--- TO DO ---
Format the material as a JSON list of strings, one per line, from its first line up to and including the line containing "519, 608, 544]". Leave out any blank lines.

--- Stored entries ---
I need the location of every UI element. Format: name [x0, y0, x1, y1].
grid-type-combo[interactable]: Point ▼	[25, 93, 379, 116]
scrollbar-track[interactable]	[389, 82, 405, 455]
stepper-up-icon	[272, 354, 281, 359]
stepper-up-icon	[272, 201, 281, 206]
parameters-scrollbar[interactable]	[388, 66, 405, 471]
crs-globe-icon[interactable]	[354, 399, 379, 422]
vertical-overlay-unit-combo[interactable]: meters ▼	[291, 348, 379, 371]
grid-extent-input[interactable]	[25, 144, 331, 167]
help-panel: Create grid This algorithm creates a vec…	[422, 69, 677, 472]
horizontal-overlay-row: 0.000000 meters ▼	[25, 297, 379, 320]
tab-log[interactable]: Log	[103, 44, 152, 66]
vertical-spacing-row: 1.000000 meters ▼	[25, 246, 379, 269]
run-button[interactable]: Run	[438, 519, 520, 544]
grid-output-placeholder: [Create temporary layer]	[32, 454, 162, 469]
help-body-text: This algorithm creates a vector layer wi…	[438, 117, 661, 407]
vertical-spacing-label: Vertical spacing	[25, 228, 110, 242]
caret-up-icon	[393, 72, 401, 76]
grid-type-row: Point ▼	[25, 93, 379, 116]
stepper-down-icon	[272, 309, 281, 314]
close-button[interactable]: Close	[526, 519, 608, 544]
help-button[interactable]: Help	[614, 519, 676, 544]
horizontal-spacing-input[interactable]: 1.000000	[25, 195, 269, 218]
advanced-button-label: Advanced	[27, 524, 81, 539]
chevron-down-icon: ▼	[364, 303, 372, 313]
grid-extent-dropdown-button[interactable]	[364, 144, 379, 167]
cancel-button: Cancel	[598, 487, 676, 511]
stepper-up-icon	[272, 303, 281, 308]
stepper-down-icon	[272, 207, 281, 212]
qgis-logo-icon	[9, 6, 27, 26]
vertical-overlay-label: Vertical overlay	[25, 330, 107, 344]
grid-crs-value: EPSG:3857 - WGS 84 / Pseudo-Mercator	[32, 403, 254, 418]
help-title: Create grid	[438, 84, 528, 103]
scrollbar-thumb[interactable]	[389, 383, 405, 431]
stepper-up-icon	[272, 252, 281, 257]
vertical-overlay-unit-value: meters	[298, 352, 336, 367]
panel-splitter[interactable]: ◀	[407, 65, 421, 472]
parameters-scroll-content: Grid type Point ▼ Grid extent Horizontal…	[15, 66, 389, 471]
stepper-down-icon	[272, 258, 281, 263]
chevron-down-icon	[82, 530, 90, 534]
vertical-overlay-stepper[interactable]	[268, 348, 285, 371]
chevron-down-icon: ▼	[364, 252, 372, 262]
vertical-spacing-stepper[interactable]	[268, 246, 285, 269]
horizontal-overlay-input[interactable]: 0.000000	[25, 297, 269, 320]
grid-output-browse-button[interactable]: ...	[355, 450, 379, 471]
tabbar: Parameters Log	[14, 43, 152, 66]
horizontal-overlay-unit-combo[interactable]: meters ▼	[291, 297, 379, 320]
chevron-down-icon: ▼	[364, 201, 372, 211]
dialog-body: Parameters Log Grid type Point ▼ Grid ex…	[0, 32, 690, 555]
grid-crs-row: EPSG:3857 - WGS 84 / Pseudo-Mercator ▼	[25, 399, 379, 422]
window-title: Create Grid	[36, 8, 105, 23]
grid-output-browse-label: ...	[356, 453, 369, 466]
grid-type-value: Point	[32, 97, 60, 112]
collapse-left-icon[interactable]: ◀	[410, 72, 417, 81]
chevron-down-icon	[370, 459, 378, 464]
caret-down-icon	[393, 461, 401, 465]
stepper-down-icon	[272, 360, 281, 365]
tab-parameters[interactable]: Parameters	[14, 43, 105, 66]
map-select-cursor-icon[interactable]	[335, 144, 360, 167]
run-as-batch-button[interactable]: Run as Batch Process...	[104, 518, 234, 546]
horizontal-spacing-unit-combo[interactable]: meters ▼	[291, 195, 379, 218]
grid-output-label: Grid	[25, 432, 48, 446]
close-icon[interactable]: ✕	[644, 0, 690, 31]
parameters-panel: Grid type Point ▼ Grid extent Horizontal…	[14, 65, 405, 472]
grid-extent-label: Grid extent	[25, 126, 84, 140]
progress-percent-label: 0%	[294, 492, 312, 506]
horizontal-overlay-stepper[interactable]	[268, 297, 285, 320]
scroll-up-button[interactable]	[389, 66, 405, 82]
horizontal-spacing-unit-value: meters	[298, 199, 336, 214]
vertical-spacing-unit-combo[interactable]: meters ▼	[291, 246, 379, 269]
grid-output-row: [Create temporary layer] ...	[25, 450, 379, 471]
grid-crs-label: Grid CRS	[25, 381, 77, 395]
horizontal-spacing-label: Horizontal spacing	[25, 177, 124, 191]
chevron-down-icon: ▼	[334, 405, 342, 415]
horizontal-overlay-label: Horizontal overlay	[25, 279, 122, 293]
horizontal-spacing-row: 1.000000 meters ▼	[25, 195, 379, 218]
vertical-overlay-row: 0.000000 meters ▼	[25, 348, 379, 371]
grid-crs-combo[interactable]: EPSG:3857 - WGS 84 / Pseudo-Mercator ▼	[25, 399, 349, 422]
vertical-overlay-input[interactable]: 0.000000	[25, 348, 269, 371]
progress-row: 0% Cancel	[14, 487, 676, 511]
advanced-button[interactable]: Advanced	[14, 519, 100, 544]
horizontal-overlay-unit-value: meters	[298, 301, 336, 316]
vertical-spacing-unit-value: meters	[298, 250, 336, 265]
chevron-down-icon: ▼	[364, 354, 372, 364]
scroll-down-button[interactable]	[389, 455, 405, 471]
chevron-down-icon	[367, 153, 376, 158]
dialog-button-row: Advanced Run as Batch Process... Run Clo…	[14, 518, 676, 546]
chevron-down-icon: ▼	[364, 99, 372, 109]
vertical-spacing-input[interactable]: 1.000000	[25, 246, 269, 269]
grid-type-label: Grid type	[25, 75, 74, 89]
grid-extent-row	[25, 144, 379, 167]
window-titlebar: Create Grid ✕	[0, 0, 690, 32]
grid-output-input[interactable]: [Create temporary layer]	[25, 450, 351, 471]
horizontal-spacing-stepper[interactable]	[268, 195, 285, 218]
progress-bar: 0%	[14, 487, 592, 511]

--- COMPLETE RESPONSE ---
[
  "I need the location of every UI element. Format: name [x0, y0, x1, y1].",
  "grid-type-combo[interactable]: Point ▼\t[25, 93, 379, 116]",
  "scrollbar-track[interactable]\t[389, 82, 405, 455]",
  "stepper-up-icon\t[272, 354, 281, 359]",
  "stepper-up-icon\t[272, 201, 281, 206]",
  "parameters-scrollbar[interactable]\t[388, 66, 405, 471]",
  "crs-globe-icon[interactable]\t[354, 399, 379, 422]",
  "vertical-overlay-unit-combo[interactable]: meters ▼\t[291, 348, 379, 371]",
  "grid-extent-input[interactable]\t[25, 144, 331, 167]",
  "help-panel: Create grid This algorithm creates a vec…\t[422, 69, 677, 472]",
  "horizontal-overlay-row: 0.000000 meters ▼\t[25, 297, 379, 320]",
  "tab-log[interactable]: Log\t[103, 44, 152, 66]",
  "vertical-spacing-row: 1.000000 meters ▼\t[25, 246, 379, 269]",
  "run-button[interactable]: Run\t[438, 519, 520, 544]",
  "grid-output-placeholder: [Create temporary layer]\t[32, 454, 162, 469]",
  "help-body-text: This algorithm creates a vector layer wi…\t[438, 117, 661, 407]",
  "vertical-spacing-label: Vertical spacing\t[25, 228, 110, 242]",
  "caret-up-icon\t[393, 72, 401, 76]",
  "grid-type-row: Point ▼\t[25, 93, 379, 116]",
  "stepper-down-icon\t[272, 309, 281, 314]",
  "close-button[interactable]: Close\t[526, 519, 608, 544]"
]